Exercise requirements
Skip the pictures and extract all of the lines exactly as written.

Structured figure records
::::::::::

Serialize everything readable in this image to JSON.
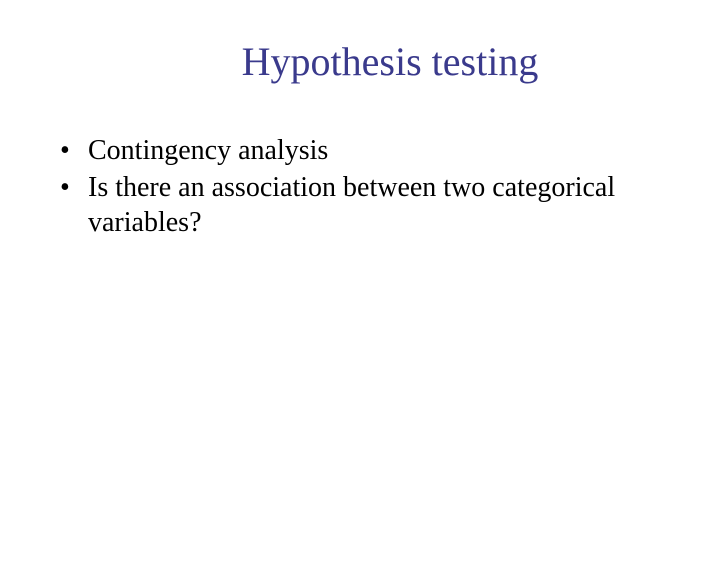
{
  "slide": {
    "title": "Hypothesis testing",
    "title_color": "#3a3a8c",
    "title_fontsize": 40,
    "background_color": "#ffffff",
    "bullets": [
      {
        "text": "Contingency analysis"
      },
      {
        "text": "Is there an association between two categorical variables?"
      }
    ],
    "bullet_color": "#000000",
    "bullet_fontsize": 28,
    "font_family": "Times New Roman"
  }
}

::::::::::

Reply
Serialize everything readable in this image to JSON.
{
  "slide": {
    "title": "Hypothesis testing",
    "title_color": "#3a3a8c",
    "title_fontsize": 40,
    "background_color": "#ffffff",
    "bullets": [
      {
        "text": "Contingency analysis"
      },
      {
        "text": "Is there an association between two categorical variables?"
      }
    ],
    "bullet_color": "#000000",
    "bullet_fontsize": 28,
    "font_family": "Times New Roman"
  }
}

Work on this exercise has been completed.